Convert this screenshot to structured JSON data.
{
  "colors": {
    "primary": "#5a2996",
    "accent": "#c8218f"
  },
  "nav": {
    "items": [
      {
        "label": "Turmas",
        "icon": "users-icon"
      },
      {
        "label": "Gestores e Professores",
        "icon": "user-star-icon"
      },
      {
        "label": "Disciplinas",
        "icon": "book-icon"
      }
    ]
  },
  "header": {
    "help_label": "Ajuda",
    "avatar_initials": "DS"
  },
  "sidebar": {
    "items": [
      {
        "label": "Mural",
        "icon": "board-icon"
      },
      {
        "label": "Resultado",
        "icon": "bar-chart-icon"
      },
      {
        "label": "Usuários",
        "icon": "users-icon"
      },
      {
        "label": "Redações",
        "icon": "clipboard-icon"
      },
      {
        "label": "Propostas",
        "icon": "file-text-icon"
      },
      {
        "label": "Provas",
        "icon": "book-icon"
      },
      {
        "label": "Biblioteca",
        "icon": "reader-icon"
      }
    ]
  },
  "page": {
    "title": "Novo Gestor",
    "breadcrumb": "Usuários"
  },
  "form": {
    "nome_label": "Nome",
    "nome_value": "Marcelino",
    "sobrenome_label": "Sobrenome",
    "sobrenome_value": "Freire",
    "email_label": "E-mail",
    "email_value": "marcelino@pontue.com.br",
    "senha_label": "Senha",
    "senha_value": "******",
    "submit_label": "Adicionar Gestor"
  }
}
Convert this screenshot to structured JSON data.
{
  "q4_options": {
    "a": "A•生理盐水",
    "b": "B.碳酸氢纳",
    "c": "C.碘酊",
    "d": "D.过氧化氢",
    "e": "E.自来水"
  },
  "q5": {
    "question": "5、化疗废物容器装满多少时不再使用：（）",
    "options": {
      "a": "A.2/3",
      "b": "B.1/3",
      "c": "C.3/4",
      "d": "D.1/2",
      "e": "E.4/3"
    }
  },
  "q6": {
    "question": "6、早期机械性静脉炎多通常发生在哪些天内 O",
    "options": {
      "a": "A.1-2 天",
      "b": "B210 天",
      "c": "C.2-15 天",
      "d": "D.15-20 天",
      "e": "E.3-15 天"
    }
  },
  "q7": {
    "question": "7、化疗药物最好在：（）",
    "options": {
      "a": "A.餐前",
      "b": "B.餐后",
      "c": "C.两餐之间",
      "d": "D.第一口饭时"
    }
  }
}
● ● ● ●
*WORK TO COMPLETE*. Check every line of the data above for the string "icon", and copy those that have it.

*FINAL RESULT*.
        "icon": "users-icon"
        "icon": "user-star-icon"
        "icon": "book-icon"
        "icon": "board-icon"
        "icon": "bar-chart-icon"
        "icon": "users-icon"
        "icon": "clipboard-icon"
        "icon": "file-text-icon"
        "icon": "book-icon"
        "icon": "reader-icon"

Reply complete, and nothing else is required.